◆ To do ◆
Copy the material that follows word for word and omit its pictures.

### Available data

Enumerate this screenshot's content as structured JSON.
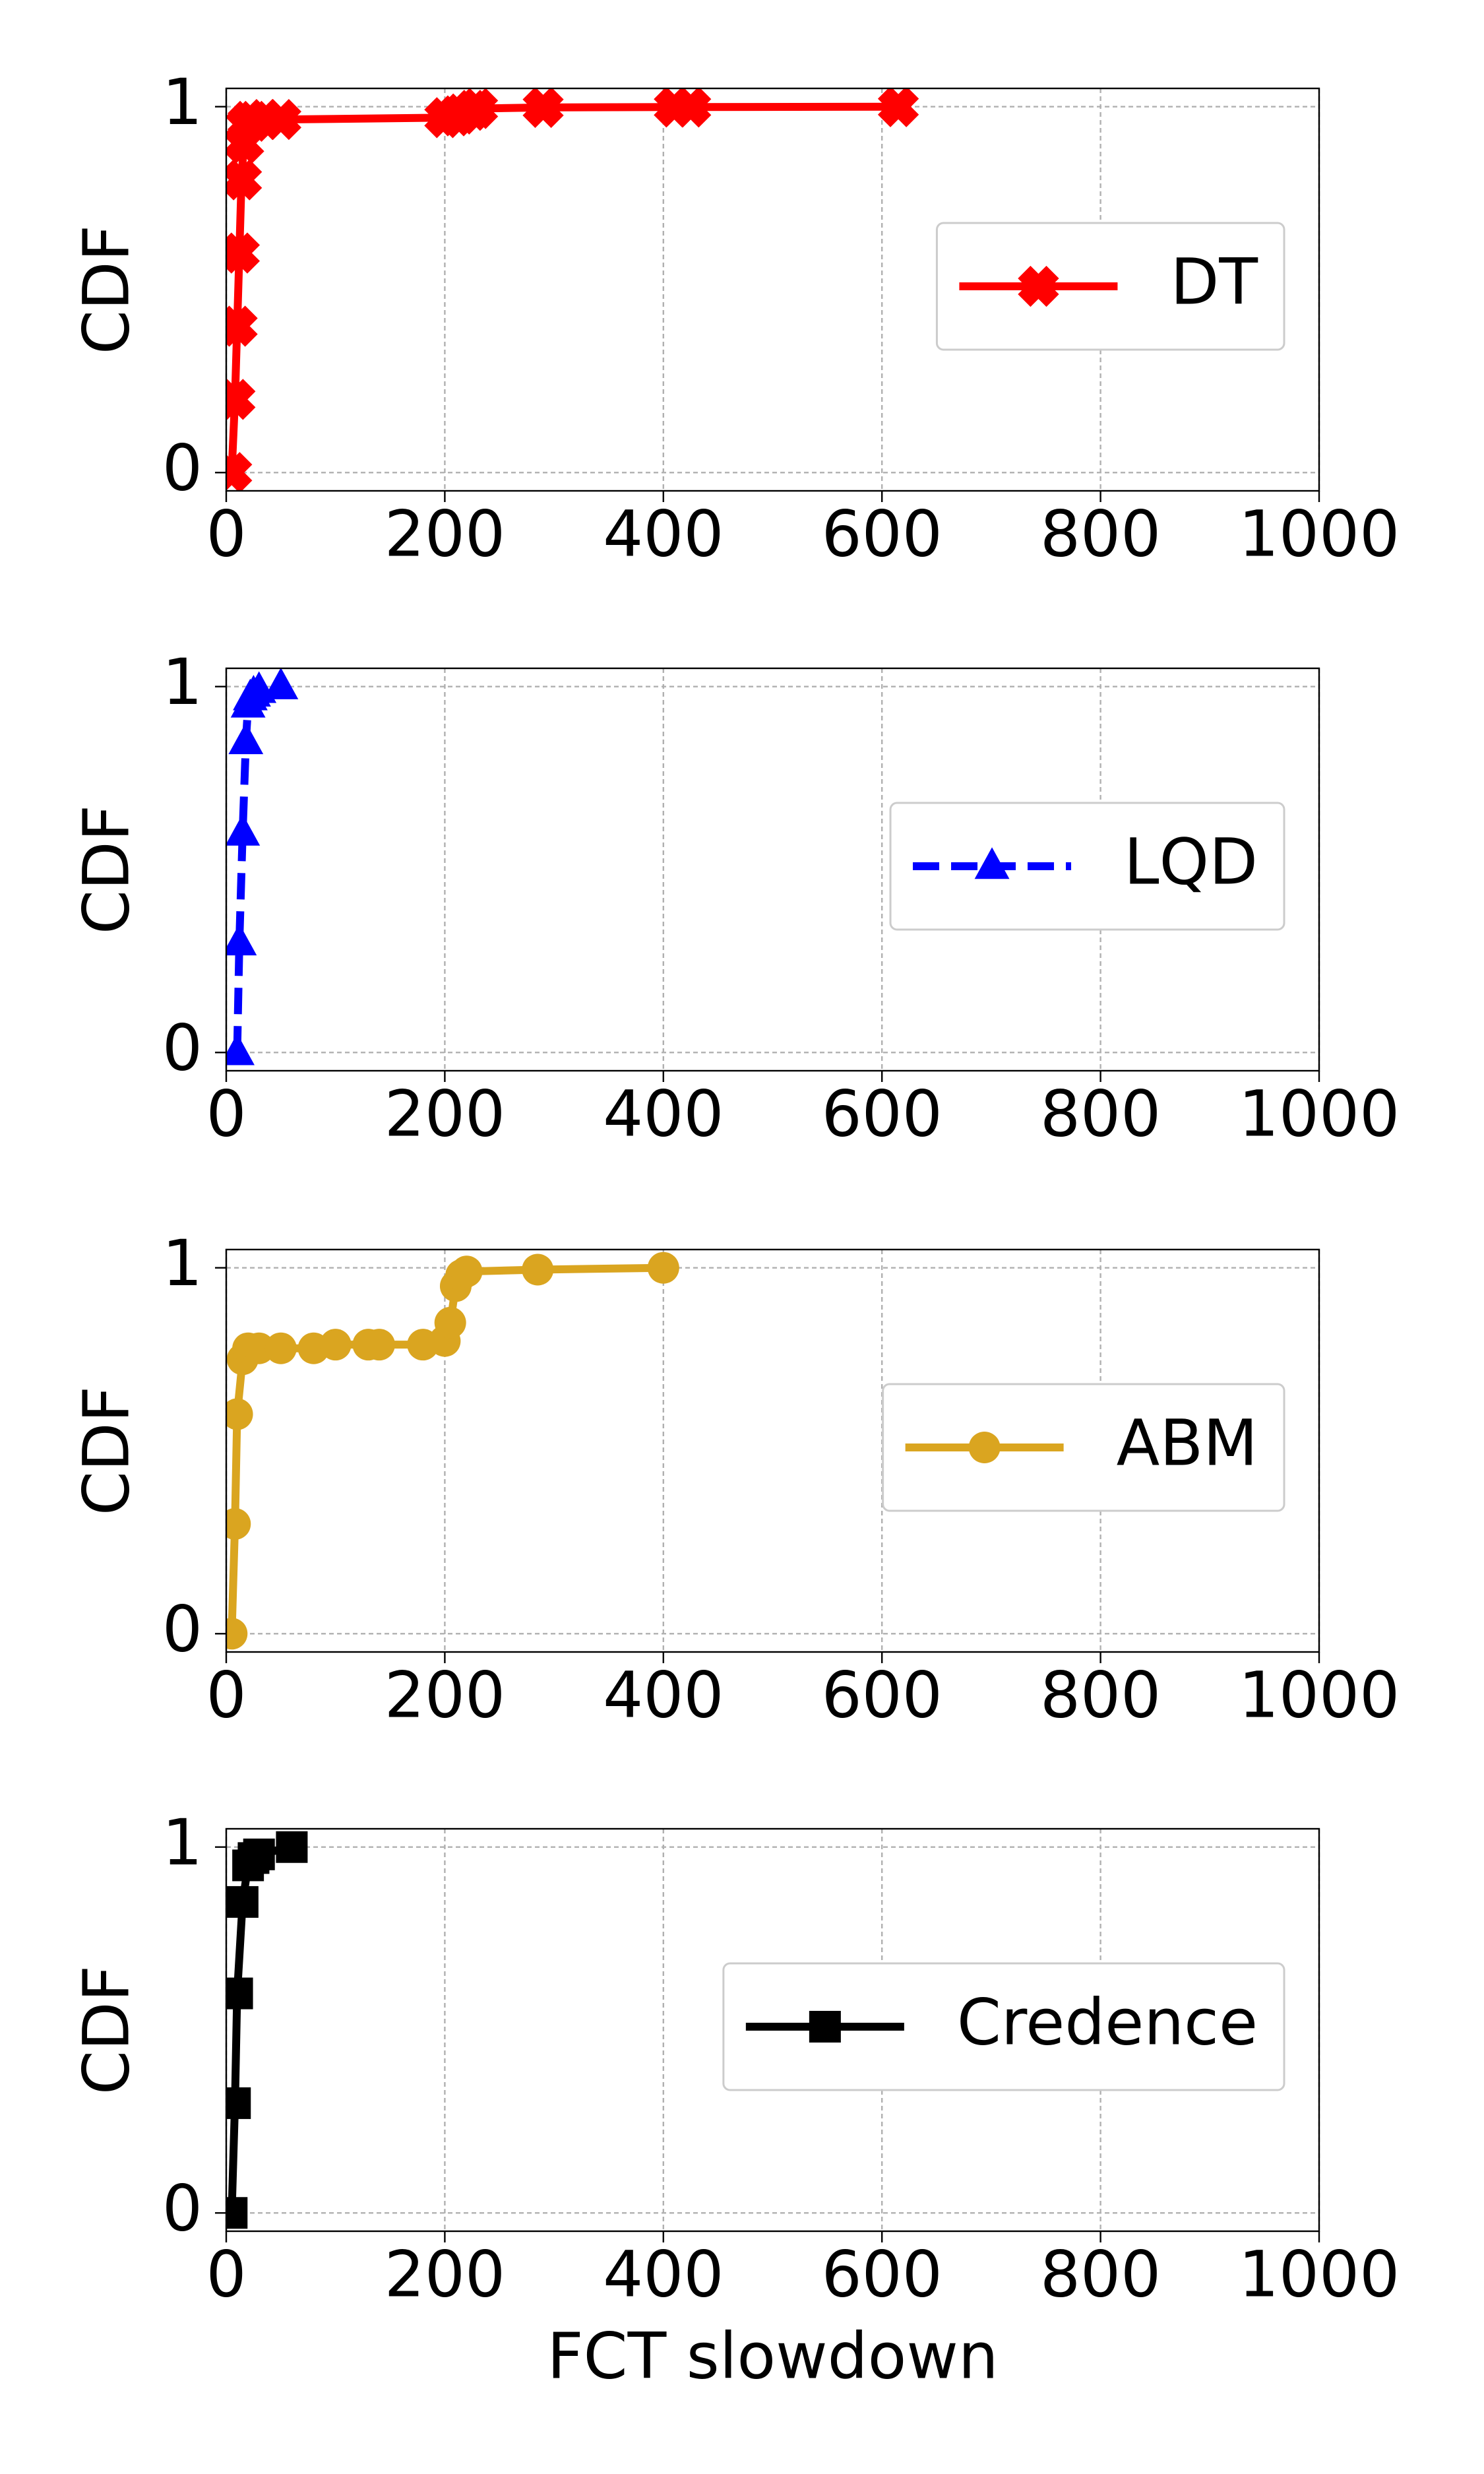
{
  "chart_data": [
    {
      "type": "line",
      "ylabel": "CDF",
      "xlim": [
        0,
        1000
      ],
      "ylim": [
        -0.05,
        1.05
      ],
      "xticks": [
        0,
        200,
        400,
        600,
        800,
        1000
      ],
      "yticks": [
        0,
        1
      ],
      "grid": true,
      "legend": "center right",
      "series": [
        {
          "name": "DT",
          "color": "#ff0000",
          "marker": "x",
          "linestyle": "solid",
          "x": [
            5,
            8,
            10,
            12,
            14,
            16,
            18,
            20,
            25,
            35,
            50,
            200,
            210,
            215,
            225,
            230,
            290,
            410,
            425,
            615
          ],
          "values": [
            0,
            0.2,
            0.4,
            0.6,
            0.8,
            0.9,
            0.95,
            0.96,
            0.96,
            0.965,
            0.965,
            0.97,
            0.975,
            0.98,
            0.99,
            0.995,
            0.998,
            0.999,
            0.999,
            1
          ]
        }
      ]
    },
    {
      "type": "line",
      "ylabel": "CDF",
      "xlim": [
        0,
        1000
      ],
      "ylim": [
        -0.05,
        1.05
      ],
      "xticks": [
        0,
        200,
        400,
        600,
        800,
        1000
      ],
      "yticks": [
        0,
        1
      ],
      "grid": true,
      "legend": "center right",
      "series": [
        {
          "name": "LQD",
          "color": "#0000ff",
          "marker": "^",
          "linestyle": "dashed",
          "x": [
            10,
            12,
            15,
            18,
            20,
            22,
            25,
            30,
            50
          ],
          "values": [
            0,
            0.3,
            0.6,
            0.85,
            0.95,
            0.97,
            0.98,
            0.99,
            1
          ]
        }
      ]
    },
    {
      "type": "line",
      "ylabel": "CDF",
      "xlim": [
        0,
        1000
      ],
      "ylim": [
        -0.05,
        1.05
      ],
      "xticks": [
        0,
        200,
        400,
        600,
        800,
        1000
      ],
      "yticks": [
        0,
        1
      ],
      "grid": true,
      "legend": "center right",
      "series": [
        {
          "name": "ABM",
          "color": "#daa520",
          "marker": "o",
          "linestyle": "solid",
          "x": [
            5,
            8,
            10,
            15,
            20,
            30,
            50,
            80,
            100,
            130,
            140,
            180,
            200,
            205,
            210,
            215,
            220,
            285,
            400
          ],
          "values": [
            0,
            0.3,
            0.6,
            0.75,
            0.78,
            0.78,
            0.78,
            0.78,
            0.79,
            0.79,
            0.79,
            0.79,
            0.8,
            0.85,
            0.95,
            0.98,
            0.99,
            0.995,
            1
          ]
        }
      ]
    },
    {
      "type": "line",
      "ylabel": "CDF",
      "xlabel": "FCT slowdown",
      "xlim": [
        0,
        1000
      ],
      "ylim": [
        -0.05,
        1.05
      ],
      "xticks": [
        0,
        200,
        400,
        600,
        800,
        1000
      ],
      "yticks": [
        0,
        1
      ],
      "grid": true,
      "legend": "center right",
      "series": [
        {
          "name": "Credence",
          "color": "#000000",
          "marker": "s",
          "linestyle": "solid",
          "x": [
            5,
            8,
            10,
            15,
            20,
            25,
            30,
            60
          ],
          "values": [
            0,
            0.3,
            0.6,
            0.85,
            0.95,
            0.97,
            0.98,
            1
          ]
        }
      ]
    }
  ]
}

######

◆ Answer below ◆
Enumerate this screenshot's content as structured JSON.
{
  "chart_data": [
    {
      "type": "line",
      "ylabel": "CDF",
      "xlim": [
        0,
        1000
      ],
      "ylim": [
        -0.05,
        1.05
      ],
      "xticks": [
        0,
        200,
        400,
        600,
        800,
        1000
      ],
      "yticks": [
        0,
        1
      ],
      "grid": true,
      "legend": "center right",
      "series": [
        {
          "name": "DT",
          "color": "#ff0000",
          "marker": "x",
          "linestyle": "solid",
          "x": [
            5,
            8,
            10,
            12,
            14,
            16,
            18,
            20,
            25,
            35,
            50,
            200,
            210,
            215,
            225,
            230,
            290,
            410,
            425,
            615
          ],
          "values": [
            0,
            0.2,
            0.4,
            0.6,
            0.8,
            0.9,
            0.95,
            0.96,
            0.96,
            0.965,
            0.965,
            0.97,
            0.975,
            0.98,
            0.99,
            0.995,
            0.998,
            0.999,
            0.999,
            1
          ]
        }
      ]
    },
    {
      "type": "line",
      "ylabel": "CDF",
      "xlim": [
        0,
        1000
      ],
      "ylim": [
        -0.05,
        1.05
      ],
      "xticks": [
        0,
        200,
        400,
        600,
        800,
        1000
      ],
      "yticks": [
        0,
        1
      ],
      "grid": true,
      "legend": "center right",
      "series": [
        {
          "name": "LQD",
          "color": "#0000ff",
          "marker": "^",
          "linestyle": "dashed",
          "x": [
            10,
            12,
            15,
            18,
            20,
            22,
            25,
            30,
            50
          ],
          "values": [
            0,
            0.3,
            0.6,
            0.85,
            0.95,
            0.97,
            0.98,
            0.99,
            1
          ]
        }
      ]
    },
    {
      "type": "line",
      "ylabel": "CDF",
      "xlim": [
        0,
        1000
      ],
      "ylim": [
        -0.05,
        1.05
      ],
      "xticks": [
        0,
        200,
        400,
        600,
        800,
        1000
      ],
      "yticks": [
        0,
        1
      ],
      "grid": true,
      "legend": "center right",
      "series": [
        {
          "name": "ABM",
          "color": "#daa520",
          "marker": "o",
          "linestyle": "solid",
          "x": [
            5,
            8,
            10,
            15,
            20,
            30,
            50,
            80,
            100,
            130,
            140,
            180,
            200,
            205,
            210,
            215,
            220,
            285,
            400
          ],
          "values": [
            0,
            0.3,
            0.6,
            0.75,
            0.78,
            0.78,
            0.78,
            0.78,
            0.79,
            0.79,
            0.79,
            0.79,
            0.8,
            0.85,
            0.95,
            0.98,
            0.99,
            0.995,
            1
          ]
        }
      ]
    },
    {
      "type": "line",
      "ylabel": "CDF",
      "xlabel": "FCT slowdown",
      "xlim": [
        0,
        1000
      ],
      "ylim": [
        -0.05,
        1.05
      ],
      "xticks": [
        0,
        200,
        400,
        600,
        800,
        1000
      ],
      "yticks": [
        0,
        1
      ],
      "grid": true,
      "legend": "center right",
      "series": [
        {
          "name": "Credence",
          "color": "#000000",
          "marker": "s",
          "linestyle": "solid",
          "x": [
            5,
            8,
            10,
            15,
            20,
            25,
            30,
            60
          ],
          "values": [
            0,
            0.3,
            0.6,
            0.85,
            0.95,
            0.97,
            0.98,
            1
          ]
        }
      ]
    }
  ]
}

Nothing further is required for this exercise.